## BEGIN PROVIDED RECORDS

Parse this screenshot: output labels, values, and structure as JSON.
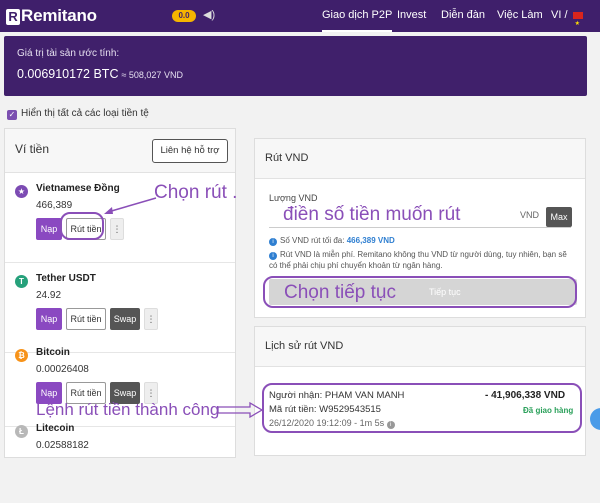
{
  "topbar": {
    "logo": "Remitano",
    "badge": "0.0",
    "nav": [
      "Giao dịch P2P",
      "Invest",
      "Diễn đàn",
      "Việc Làm"
    ],
    "language": "VI"
  },
  "balance": {
    "label": "Giá trị tài sản ước tính:",
    "btc": "0.006910172 BTC",
    "vnd": "≈ 508,027 VND"
  },
  "show_all_label": "Hiển thị tất cả các loại tiền tệ",
  "wallet": {
    "title": "Ví tiền",
    "support_button": "Liên hệ hỗ trợ",
    "deposit_label": "Nạp",
    "withdraw_label": "Rút tiền",
    "swap_label": "Swap",
    "more_label": "⋮",
    "coins": [
      {
        "name": "Vietnamese Đồng",
        "amount": "466,389",
        "icon": "star-icon",
        "color": "#7c4bb3"
      },
      {
        "name": "Tether USDT",
        "amount": "24.92",
        "icon": "tether-icon",
        "color": "#26a17b"
      },
      {
        "name": "Bitcoin",
        "amount": "0.00026408",
        "icon": "bitcoin-icon",
        "color": "#f7931a"
      },
      {
        "name": "Litecoin",
        "amount": "0.02588182",
        "icon": "litecoin-icon",
        "color": "#b8b8b8"
      }
    ]
  },
  "withdraw": {
    "title": "Rút VND",
    "amount_label": "Lượng VND",
    "unit": "VND",
    "max_label": "Max",
    "max_info_prefix": "Số VND rút tối đa:",
    "max_info_value": "466,389 VND",
    "fee_info": "Rút VND là miễn phí. Remitano không thu VND từ người dùng, tuy nhiên, bạn sẽ có thể phải chịu phí chuyển khoản từ ngân hàng.",
    "continue_label": "Tiếp tục"
  },
  "history": {
    "title": "Lịch sử rút VND",
    "recipient": "Người nhận: PHAM VAN MANH",
    "amount": "- 41,906,338 VND",
    "code": "Mã rút tiền: W9529543515",
    "status": "Đã giao hàng",
    "time": "26/12/2020 19:12:09 - 1m 5s"
  },
  "annotations": {
    "choose_withdraw": "Chọn rút .",
    "enter_amount": "điền số tiền muốn rút",
    "choose_continue": "Chọn tiếp tục",
    "success": "Lệnh rút tiền thành công"
  }
}
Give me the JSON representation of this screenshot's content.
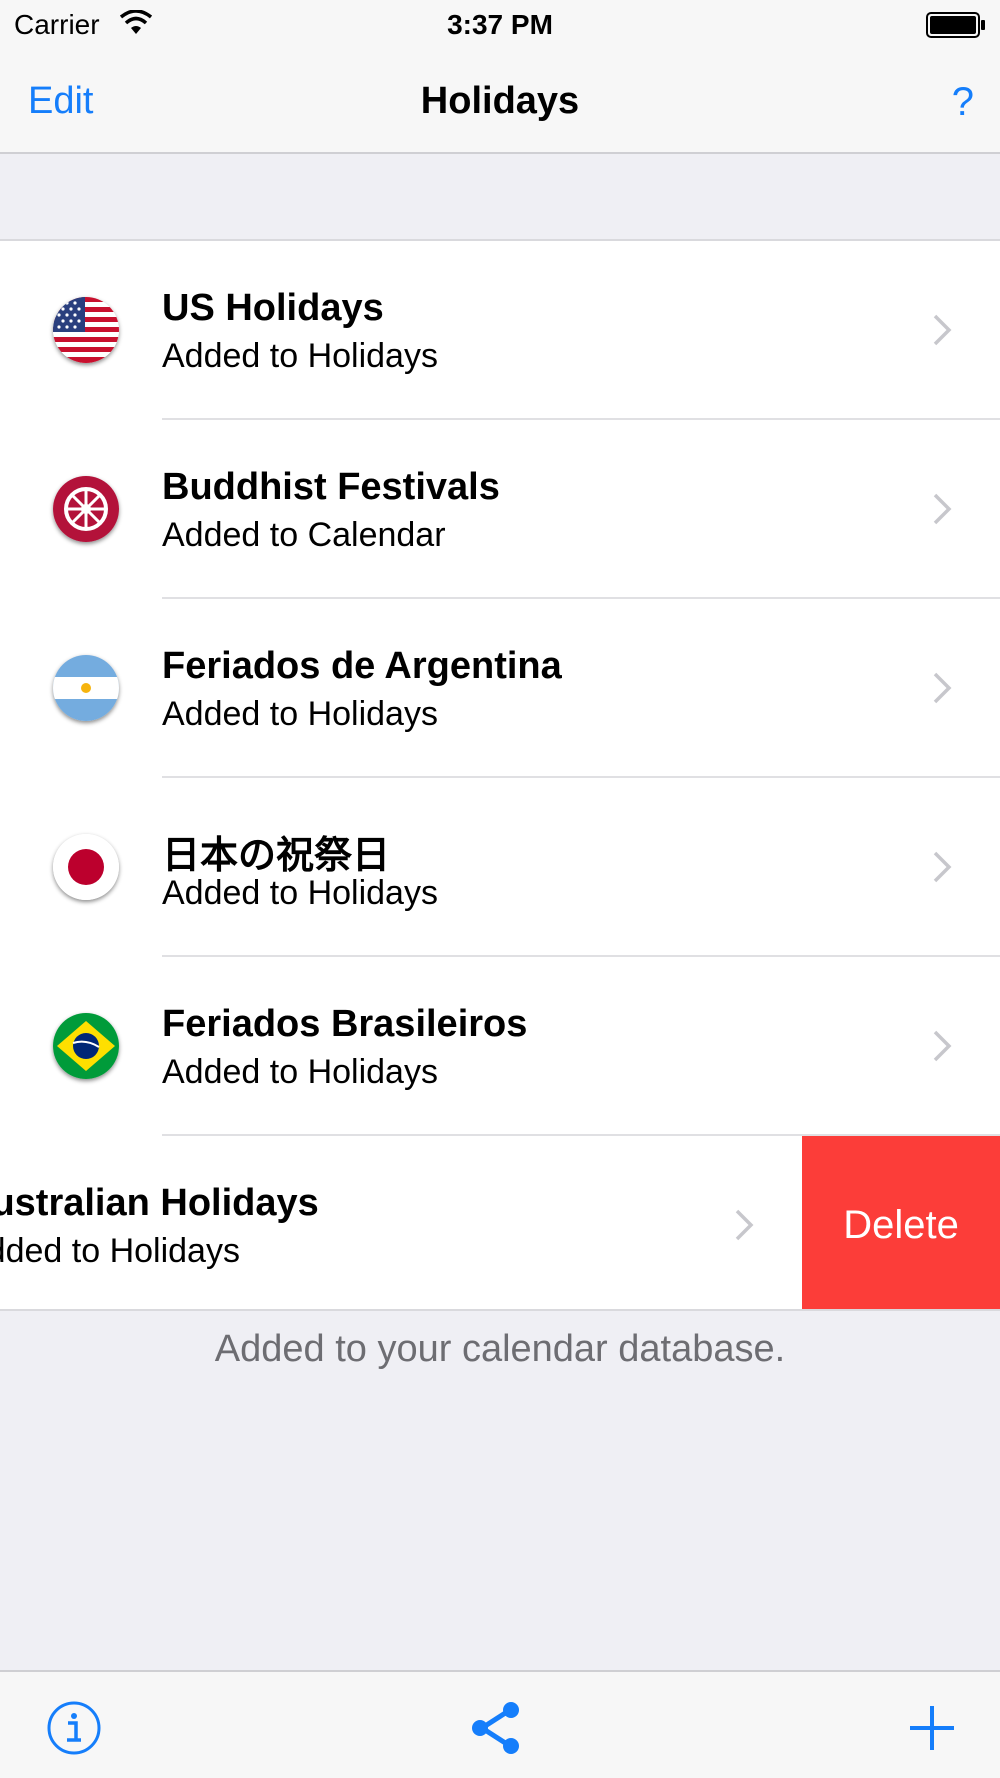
{
  "status_bar": {
    "carrier": "Carrier",
    "time": "3:37 PM"
  },
  "nav": {
    "edit_label": "Edit",
    "title": "Holidays",
    "help_label": "?"
  },
  "rows": [
    {
      "title": "US Holidays",
      "subtitle": "Added to Holidays",
      "icon": "us-flag-icon"
    },
    {
      "title": "Buddhist Festivals",
      "subtitle": "Added to Calendar",
      "icon": "dharma-wheel-icon"
    },
    {
      "title": "Feriados de Argentina",
      "subtitle": "Added to Holidays",
      "icon": "argentina-flag-icon"
    },
    {
      "title": "日本の祝祭日",
      "subtitle": "Added to Holidays",
      "icon": "japan-flag-icon"
    },
    {
      "title": "Feriados Brasileiros",
      "subtitle": "Added to Holidays",
      "icon": "brazil-flag-icon"
    },
    {
      "title": "Australian Holidays",
      "subtitle": "Added to Holidays",
      "icon": "australia-flag-icon"
    }
  ],
  "delete_label": "Delete",
  "footer_text": "Added to your calendar database.",
  "toolbar": {
    "info_icon": "info-icon",
    "share_icon": "share-icon",
    "add_icon": "plus-icon"
  },
  "colors": {
    "accent": "#157efb",
    "delete": "#fc3d39",
    "background": "#efeff4"
  }
}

## END PROVIDED RECORDS

**SHORT TASK**
Reproduce precisely the lines of the entries above, from the one containing "Give me the" through the final one, both ends included, and omit the pictures.

**PROBLEM SOLUTION**
Give me the JSON representation of this screenshot's content.
{
  "status_bar": {
    "carrier": "Carrier",
    "time": "3:37 PM"
  },
  "nav": {
    "edit_label": "Edit",
    "title": "Holidays",
    "help_label": "?"
  },
  "rows": [
    {
      "title": "US Holidays",
      "subtitle": "Added to Holidays",
      "icon": "us-flag-icon"
    },
    {
      "title": "Buddhist Festivals",
      "subtitle": "Added to Calendar",
      "icon": "dharma-wheel-icon"
    },
    {
      "title": "Feriados de Argentina",
      "subtitle": "Added to Holidays",
      "icon": "argentina-flag-icon"
    },
    {
      "title": "日本の祝祭日",
      "subtitle": "Added to Holidays",
      "icon": "japan-flag-icon"
    },
    {
      "title": "Feriados Brasileiros",
      "subtitle": "Added to Holidays",
      "icon": "brazil-flag-icon"
    },
    {
      "title": "Australian Holidays",
      "subtitle": "Added to Holidays",
      "icon": "australia-flag-icon"
    }
  ],
  "delete_label": "Delete",
  "footer_text": "Added to your calendar database.",
  "toolbar": {
    "info_icon": "info-icon",
    "share_icon": "share-icon",
    "add_icon": "plus-icon"
  },
  "colors": {
    "accent": "#157efb",
    "delete": "#fc3d39",
    "background": "#efeff4"
  }
}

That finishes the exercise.